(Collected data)
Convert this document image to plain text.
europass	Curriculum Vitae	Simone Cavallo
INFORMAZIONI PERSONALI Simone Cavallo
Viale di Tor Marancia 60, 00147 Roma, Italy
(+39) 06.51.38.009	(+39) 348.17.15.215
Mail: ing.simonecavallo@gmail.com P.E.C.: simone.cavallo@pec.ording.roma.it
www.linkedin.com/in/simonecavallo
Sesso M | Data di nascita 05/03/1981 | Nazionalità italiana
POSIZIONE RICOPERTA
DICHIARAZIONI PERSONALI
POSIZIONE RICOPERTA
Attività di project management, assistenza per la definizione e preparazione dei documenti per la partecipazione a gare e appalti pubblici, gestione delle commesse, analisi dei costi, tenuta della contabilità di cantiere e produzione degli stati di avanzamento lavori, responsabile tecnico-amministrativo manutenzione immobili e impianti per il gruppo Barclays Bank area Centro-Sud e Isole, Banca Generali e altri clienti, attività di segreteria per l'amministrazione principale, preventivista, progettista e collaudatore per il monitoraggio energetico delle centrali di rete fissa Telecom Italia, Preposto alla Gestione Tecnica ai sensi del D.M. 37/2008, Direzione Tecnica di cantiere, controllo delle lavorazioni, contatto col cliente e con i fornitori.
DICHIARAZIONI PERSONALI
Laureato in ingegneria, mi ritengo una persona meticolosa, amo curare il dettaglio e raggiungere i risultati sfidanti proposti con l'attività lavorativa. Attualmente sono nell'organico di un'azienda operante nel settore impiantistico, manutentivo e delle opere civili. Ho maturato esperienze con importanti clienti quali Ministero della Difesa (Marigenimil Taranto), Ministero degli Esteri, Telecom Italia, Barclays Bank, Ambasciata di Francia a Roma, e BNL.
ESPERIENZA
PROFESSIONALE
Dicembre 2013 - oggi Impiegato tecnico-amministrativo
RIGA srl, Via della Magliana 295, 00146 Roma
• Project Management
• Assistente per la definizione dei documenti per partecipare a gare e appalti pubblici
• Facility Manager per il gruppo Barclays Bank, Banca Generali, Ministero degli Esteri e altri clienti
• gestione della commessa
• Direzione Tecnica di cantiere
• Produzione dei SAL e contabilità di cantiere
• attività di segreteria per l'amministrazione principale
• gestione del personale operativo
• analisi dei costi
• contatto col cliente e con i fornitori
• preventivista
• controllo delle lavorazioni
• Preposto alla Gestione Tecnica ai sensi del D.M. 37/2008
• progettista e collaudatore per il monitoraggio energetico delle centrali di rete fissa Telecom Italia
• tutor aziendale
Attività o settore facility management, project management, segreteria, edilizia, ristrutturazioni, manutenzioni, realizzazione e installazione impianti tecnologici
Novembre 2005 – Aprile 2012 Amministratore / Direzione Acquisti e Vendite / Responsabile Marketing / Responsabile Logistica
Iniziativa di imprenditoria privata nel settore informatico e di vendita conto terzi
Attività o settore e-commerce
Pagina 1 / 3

Work to complete
Write out every entry verbatim.

Exercise answer
Convert this document image to plain text.
europass	Curriculum Vitae	Simone Cavallo
INFORMAZIONI PERSONALI Simone Cavallo
Viale di Tor Marancia 60, 00147 Roma, Italy
(+39) 06.51.38.009	(+39) 348.17.15.215
Mail: ing.simonecavallo@gmail.com P.E.C.: simone.cavallo@pec.ording.roma.it
www.linkedin.com/in/simonecavallo
Sesso M | Data di nascita 05/03/1981 | Nazionalità italiana
POSIZIONE RICOPERTA
DICHIARAZIONI PERSONALI
POSIZIONE RICOPERTA
Attività di project management, assistenza per la definizione e preparazione dei documenti per la partecipazione a gare e appalti pubblici, gestione delle commesse, analisi dei costi, tenuta della contabilità di cantiere e produzione degli stati di avanzamento lavori, responsabile tecnico-amministrativo manutenzione immobili e impianti per il gruppo Barclays Bank area Centro-Sud e Isole, Banca Generali e altri clienti, attività di segreteria per l'amministrazione principale, preventivista, progettista e collaudatore per il monitoraggio energetico delle centrali di rete fissa Telecom Italia, Preposto alla Gestione Tecnica ai sensi del D.M. 37/2008, Direzione Tecnica di cantiere, controllo delle lavorazioni, contatto col cliente e con i fornitori.
DICHIARAZIONI PERSONALI
Laureato in ingegneria, mi ritengo una persona meticolosa, amo curare il dettaglio e raggiungere i risultati sfidanti proposti con l'attività lavorativa. Attualmente sono nell'organico di un'azienda operante nel settore impiantistico, manutentivo e delle opere civili. Ho maturato esperienze con importanti clienti quali Ministero della Difesa (Marigenimil Taranto), Ministero degli Esteri, Telecom Italia, Barclays Bank, Ambasciata di Francia a Roma, e BNL.
ESPERIENZA
PROFESSIONALE
Dicembre 2013 - oggi Impiegato tecnico-amministrativo
RIGA srl, Via della Magliana 295, 00146 Roma
• Project Management
• Assistente per la definizione dei documenti per partecipare a gare e appalti pubblici
• Facility Manager per il gruppo Barclays Bank, Banca Generali, Ministero degli Esteri e altri clienti
• gestione della commessa
• Direzione Tecnica di cantiere
• Produzione dei SAL e contabilità di cantiere
• attività di segreteria per l'amministrazione principale
• gestione del personale operativo
• analisi dei costi
• contatto col cliente e con i fornitori
• preventivista
• controllo delle lavorazioni
• Preposto alla Gestione Tecnica ai sensi del D.M. 37/2008
• progettista e collaudatore per il monitoraggio energetico delle centrali di rete fissa Telecom Italia
• tutor aziendale
Attività o settore facility management, project management, segreteria, edilizia, ristrutturazioni, manutenzioni, realizzazione e installazione impianti tecnologici
Novembre 2005 – Aprile 2012 Amministratore / Direzione Acquisti e Vendite / Responsabile Marketing / Responsabile Logistica
Iniziativa di imprenditoria privata nel settore informatico e di vendita conto terzi
Attività o settore e-commerce
Pagina 1 / 3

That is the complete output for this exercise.